### Your objective
An exact transcript of all the records is the expected answer.

[Document content entries]
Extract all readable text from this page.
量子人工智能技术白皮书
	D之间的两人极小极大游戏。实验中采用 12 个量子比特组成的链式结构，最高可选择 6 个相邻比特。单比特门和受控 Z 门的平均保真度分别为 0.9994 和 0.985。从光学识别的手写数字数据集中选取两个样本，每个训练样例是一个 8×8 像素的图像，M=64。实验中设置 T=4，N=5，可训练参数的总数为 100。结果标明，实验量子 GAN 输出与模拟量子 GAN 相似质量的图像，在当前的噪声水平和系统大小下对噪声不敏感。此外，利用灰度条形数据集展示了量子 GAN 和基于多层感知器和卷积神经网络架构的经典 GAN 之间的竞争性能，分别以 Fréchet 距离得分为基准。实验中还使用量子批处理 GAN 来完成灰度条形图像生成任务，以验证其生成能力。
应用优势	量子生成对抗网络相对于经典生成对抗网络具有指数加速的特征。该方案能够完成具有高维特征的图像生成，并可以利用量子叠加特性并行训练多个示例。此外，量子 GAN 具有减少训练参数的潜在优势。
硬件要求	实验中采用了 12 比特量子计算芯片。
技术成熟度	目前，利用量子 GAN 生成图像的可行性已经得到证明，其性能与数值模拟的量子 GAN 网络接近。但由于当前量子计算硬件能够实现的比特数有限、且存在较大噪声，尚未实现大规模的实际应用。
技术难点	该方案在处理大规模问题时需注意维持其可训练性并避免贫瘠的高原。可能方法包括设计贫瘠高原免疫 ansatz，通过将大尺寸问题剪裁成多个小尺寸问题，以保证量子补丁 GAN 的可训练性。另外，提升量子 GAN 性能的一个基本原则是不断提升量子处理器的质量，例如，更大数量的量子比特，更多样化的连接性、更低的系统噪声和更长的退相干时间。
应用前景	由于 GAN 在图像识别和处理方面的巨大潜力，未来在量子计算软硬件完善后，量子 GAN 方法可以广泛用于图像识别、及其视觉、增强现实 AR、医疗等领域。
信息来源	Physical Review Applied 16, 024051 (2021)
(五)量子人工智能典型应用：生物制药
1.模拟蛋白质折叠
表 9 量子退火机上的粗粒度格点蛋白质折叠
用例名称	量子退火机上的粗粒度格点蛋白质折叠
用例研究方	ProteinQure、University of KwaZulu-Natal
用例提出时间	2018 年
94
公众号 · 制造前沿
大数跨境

### Solution for this problem
Extract all readable text from this page.
量子人工智能技术白皮书
	D之间的两人极小极大游戏。实验中采用 12 个量子比特组成的链式结构，最高可选择 6 个相邻比特。单比特门和受控 Z 门的平均保真度分别为 0.9994 和 0.985。从光学识别的手写数字数据集中选取两个样本，每个训练样例是一个 8×8 像素的图像，M=64。实验中设置 T=4，N=5，可训练参数的总数为 100。结果标明，实验量子 GAN 输出与模拟量子 GAN 相似质量的图像，在当前的噪声水平和系统大小下对噪声不敏感。此外，利用灰度条形数据集展示了量子 GAN 和基于多层感知器和卷积神经网络架构的经典 GAN 之间的竞争性能，分别以 Fréchet 距离得分为基准。实验中还使用量子批处理 GAN 来完成灰度条形图像生成任务，以验证其生成能力。
应用优势	量子生成对抗网络相对于经典生成对抗网络具有指数加速的特征。该方案能够完成具有高维特征的图像生成，并可以利用量子叠加特性并行训练多个示例。此外，量子 GAN 具有减少训练参数的潜在优势。
硬件要求	实验中采用了 12 比特量子计算芯片。
技术成熟度	目前，利用量子 GAN 生成图像的可行性已经得到证明，其性能与数值模拟的量子 GAN 网络接近。但由于当前量子计算硬件能够实现的比特数有限、且存在较大噪声，尚未实现大规模的实际应用。
技术难点	该方案在处理大规模问题时需注意维持其可训练性并避免贫瘠的高原。可能方法包括设计贫瘠高原免疫 ansatz，通过将大尺寸问题剪裁成多个小尺寸问题，以保证量子补丁 GAN 的可训练性。另外，提升量子 GAN 性能的一个基本原则是不断提升量子处理器的质量，例如，更大数量的量子比特，更多样化的连接性、更低的系统噪声和更长的退相干时间。
应用前景	由于 GAN 在图像识别和处理方面的巨大潜力，未来在量子计算软硬件完善后，量子 GAN 方法可以广泛用于图像识别、及其视觉、增强现实 AR、医疗等领域。
信息来源	Physical Review Applied 16, 024051 (2021)
(五)量子人工智能典型应用：生物制药
1.模拟蛋白质折叠
表 9 量子退火机上的粗粒度格点蛋白质折叠
用例名称	量子退火机上的粗粒度格点蛋白质折叠
用例研究方	ProteinQure、University of KwaZulu-Natal
用例提出时间	2018 年
94
公众号 · 制造前沿
大数跨境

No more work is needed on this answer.